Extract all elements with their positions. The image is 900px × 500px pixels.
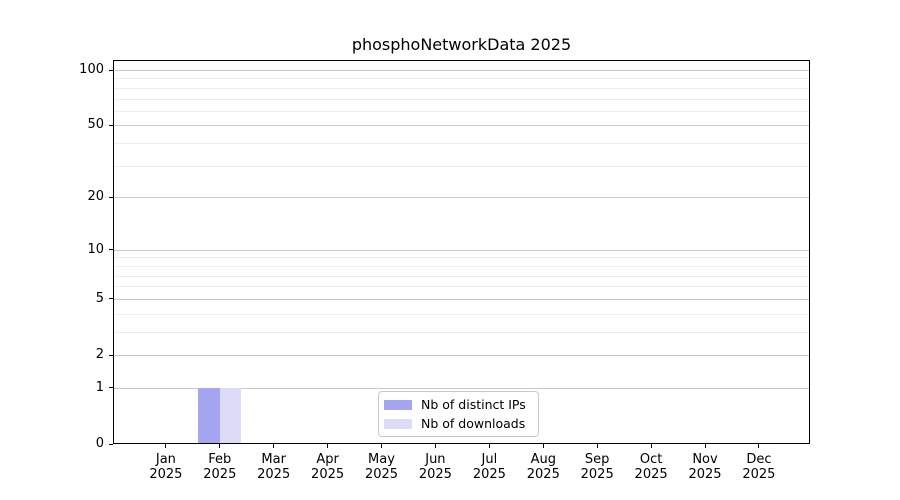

---

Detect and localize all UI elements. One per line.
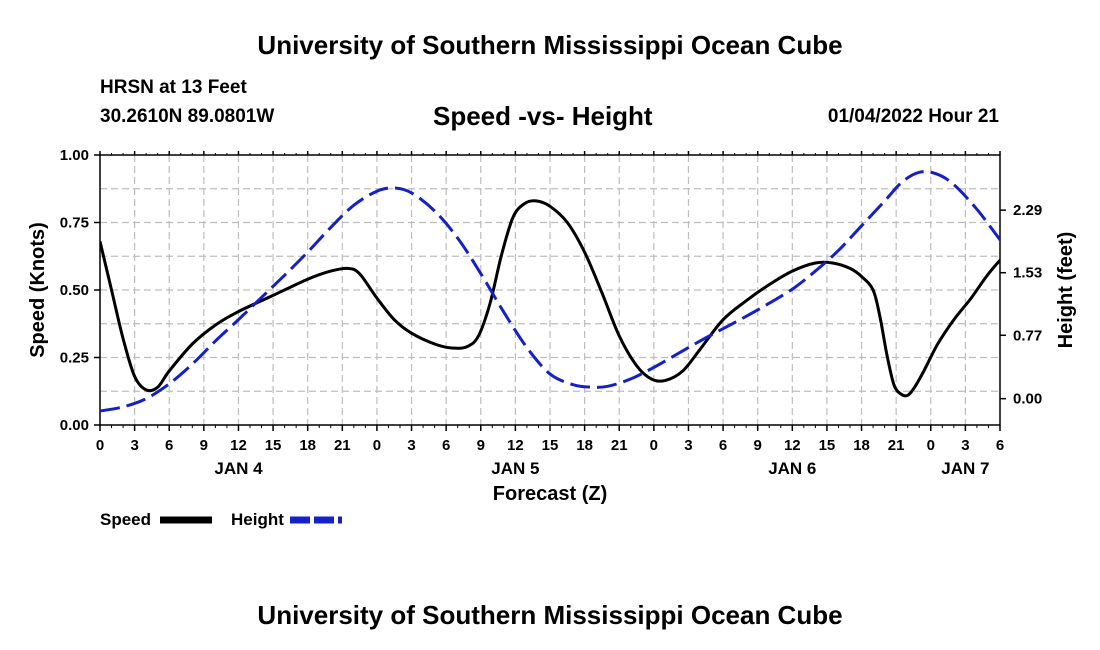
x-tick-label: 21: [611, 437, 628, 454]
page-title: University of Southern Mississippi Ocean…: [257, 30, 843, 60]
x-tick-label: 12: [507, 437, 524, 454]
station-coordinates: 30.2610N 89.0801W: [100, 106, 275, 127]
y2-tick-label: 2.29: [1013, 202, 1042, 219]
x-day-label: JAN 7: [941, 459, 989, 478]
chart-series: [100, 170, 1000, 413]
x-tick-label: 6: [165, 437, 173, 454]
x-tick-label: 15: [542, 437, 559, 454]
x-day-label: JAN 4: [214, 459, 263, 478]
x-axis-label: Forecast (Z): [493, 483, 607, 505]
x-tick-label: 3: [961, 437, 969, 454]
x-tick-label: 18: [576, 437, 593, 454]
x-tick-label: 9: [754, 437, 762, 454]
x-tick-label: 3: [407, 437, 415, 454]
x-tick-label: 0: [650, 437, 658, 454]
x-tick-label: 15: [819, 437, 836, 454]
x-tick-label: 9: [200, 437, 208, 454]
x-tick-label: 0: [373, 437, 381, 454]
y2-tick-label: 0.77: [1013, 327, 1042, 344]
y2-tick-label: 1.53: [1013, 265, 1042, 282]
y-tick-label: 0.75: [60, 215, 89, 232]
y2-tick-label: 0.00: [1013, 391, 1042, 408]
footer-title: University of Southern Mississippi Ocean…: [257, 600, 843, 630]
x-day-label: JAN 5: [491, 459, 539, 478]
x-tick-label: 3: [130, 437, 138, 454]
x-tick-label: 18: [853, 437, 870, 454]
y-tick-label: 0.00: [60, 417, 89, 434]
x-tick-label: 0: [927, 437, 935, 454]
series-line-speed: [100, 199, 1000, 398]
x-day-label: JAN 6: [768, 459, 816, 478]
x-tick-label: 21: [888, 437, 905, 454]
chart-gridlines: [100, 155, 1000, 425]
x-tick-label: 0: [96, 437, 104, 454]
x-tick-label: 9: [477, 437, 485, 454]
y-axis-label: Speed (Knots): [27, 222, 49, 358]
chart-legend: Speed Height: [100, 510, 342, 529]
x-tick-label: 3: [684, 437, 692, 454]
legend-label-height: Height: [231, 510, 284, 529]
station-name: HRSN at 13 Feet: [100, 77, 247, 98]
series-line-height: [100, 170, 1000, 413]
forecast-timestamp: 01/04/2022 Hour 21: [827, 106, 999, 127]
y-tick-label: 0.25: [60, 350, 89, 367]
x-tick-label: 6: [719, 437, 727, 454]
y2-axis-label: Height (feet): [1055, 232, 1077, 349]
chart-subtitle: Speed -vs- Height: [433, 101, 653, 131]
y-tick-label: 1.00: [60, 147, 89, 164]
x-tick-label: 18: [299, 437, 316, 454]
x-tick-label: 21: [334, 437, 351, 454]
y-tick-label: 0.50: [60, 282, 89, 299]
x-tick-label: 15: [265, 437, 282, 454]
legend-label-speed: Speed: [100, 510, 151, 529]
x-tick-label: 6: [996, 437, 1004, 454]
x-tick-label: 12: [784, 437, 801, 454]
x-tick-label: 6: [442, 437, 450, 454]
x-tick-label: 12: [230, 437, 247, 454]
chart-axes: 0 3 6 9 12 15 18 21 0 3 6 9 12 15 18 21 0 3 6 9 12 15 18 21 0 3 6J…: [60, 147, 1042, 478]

* Goal: Could you copy out the rows from the line with "Detect and localize" up to and including the line with "station-coordinates: 30.2610N 89.0801W: [100, 106, 275, 127]", leaving the pictures out?

* Response to this task:
Detect and localize all UI elements. One per line.
x-tick-label: 21: [611, 437, 628, 454]
page-title: University of Southern Mississippi Ocean…: [257, 30, 843, 60]
x-tick-label: 12: [507, 437, 524, 454]
station-coordinates: 30.2610N 89.0801W: [100, 106, 275, 127]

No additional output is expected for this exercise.